Directions for this task
Exclude every picture and return the remaining entries below verbatim.
Exercise data Block Start
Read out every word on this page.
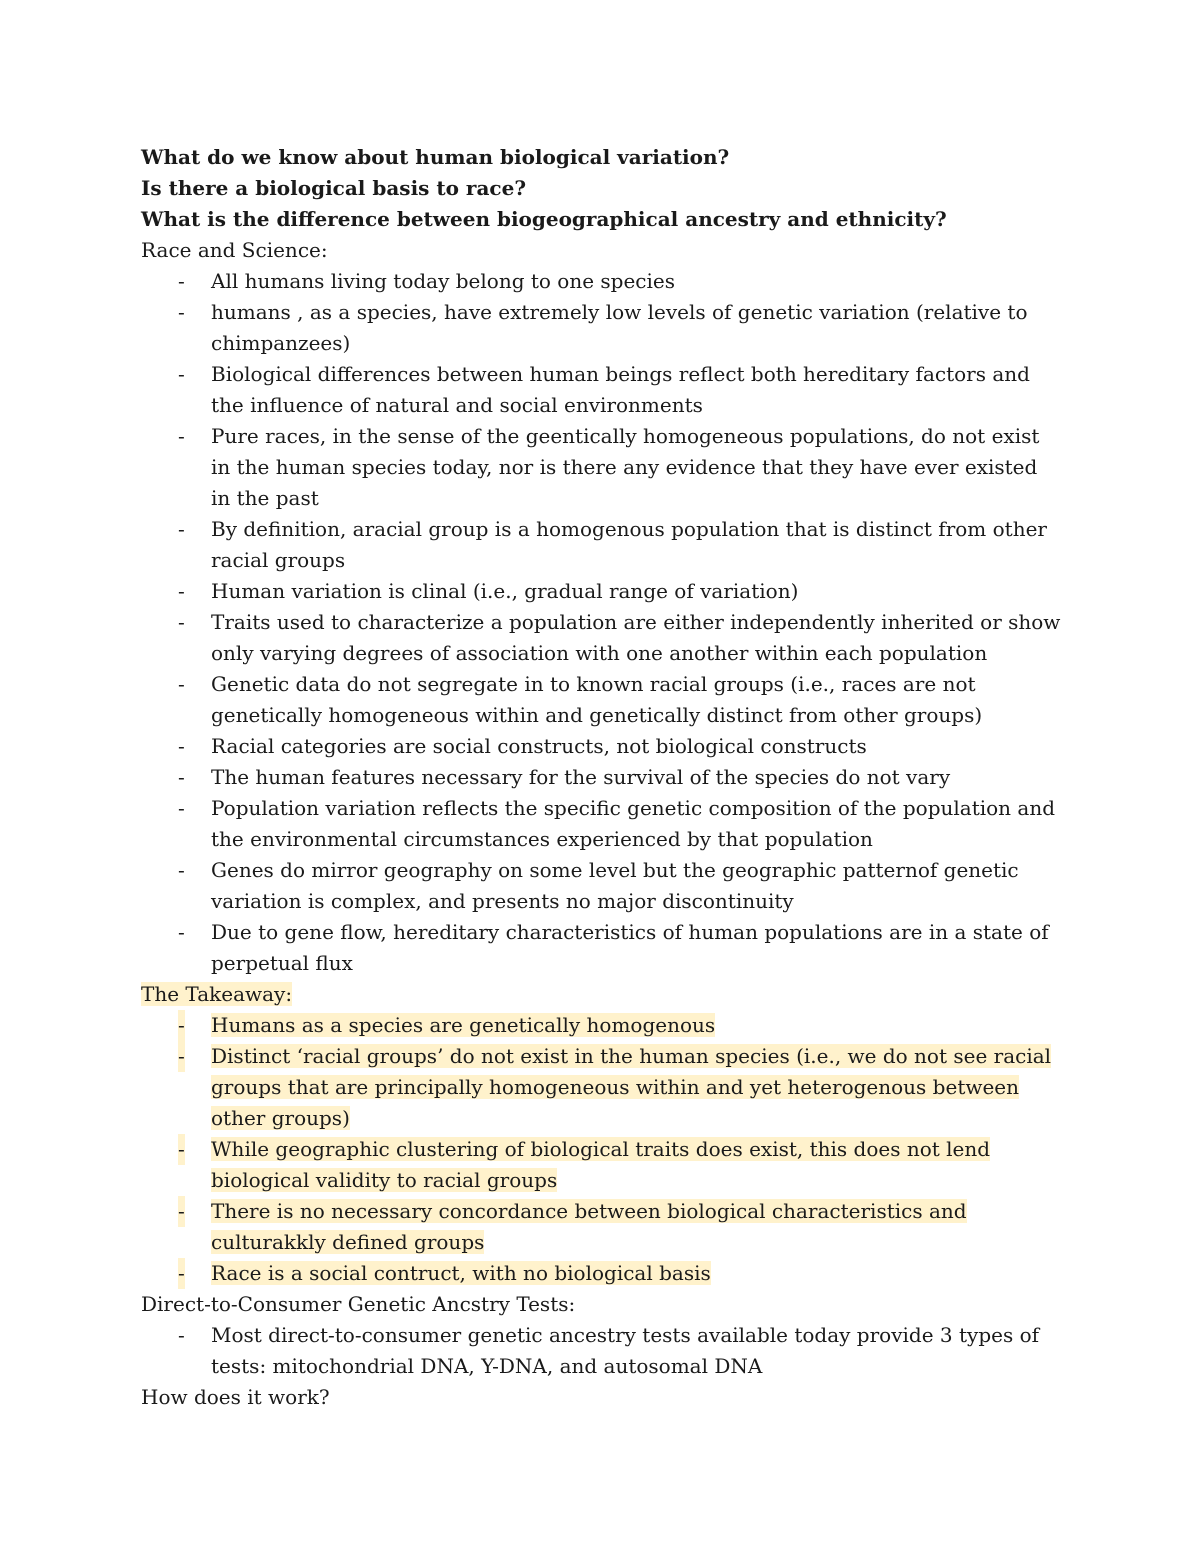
What do we know about human biological variation?

Is there a biological basis to race?

What is the difference between biogeographical ancestry and ethnicity?

Race and Science:

- All humans living today belong to one species
- humans , as a species, have extremely low levels of genetic variation (relative to chimpanzees)
- Biological differences between human beings reflect both hereditary factors and the influence of natural and social environments
- Pure races, in the sense of the geentically homogeneous populations, do not exist in the human species today, nor is there any evidence that they have ever existed in the past
- By definition, aracial group is a homogenous population that is distinct from other racial groups
- Human variation is clinal (i.e., gradual range of variation)
- Traits used to characterize a population are either independently inherited or show only varying degrees of association with one another within each population
- Genetic data do not segregate in to known racial groups (i.e., races are not genetically homogeneous within and genetically distinct from other groups)
- Racial categories are social constructs, not biological constructs
- The human features necessary for the survival of the species do not vary
- Population variation reflects the specific genetic composition of the population and the environmental circumstances experienced by that population
- Genes do mirror geography on some level but the geographic patternof genetic variation is complex, and presents no major discontinuity
- Due to gene flow, hereditary characteristics of human populations are in a state of perpetual flux

The Takeaway:

- Humans as a species are genetically homogenous
- Distinct ‘racial groups’ do not exist in the human species (i.e., we do not see racial groups that are principally homogeneous within and yet heterogenous between other groups)
- While geographic clustering of biological traits does exist, this does not lend biological validity to racial groups
- There is no necessary concordance between biological characteristics and culturakkly defined groups
- Race is a social contruct, with no biological basis

Direct-to-Consumer Genetic Ancstry Tests:

- Most direct-to-consumer genetic ancestry tests available today provide 3 types of tests: mitochondrial DNA, Y-DNA, and autosomal DNA

How does it work?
Exercise data Block End
Written response
Read out every word on this page.
What do we know about human biological variation?

Is there a biological basis to race?

What is the difference between biogeographical ancestry and ethnicity?

Race and Science:

- All humans living today belong to one species
- humans , as a species, have extremely low levels of genetic variation (relative to chimpanzees)
- Biological differences between human beings reflect both hereditary factors and the influence of natural and social environments
- Pure races, in the sense of the geentically homogeneous populations, do not exist in the human species today, nor is there any evidence that they have ever existed in the past
- By definition, aracial group is a homogenous population that is distinct from other racial groups
- Human variation is clinal (i.e., gradual range of variation)
- Traits used to characterize a population are either independently inherited or show only varying degrees of association with one another within each population
- Genetic data do not segregate in to known racial groups (i.e., races are not genetically homogeneous within and genetically distinct from other groups)
- Racial categories are social constructs, not biological constructs
- The human features necessary for the survival of the species do not vary
- Population variation reflects the specific genetic composition of the population and the environmental circumstances experienced by that population
- Genes do mirror geography on some level but the geographic patternof genetic variation is complex, and presents no major discontinuity
- Due to gene flow, hereditary characteristics of human populations are in a state of perpetual flux

The Takeaway:

- Humans as a species are genetically homogenous
- Distinct ‘racial groups’ do not exist in the human species (i.e., we do not see racial groups that are principally homogeneous within and yet heterogenous between other groups)
- While geographic clustering of biological traits does exist, this does not lend biological validity to racial groups
- There is no necessary concordance between biological characteristics and culturakkly defined groups
- Race is a social contruct, with no biological basis

Direct-to-Consumer Genetic Ancstry Tests:

- Most direct-to-consumer genetic ancestry tests available today provide 3 types of tests: mitochondrial DNA, Y-DNA, and autosomal DNA

How does it work?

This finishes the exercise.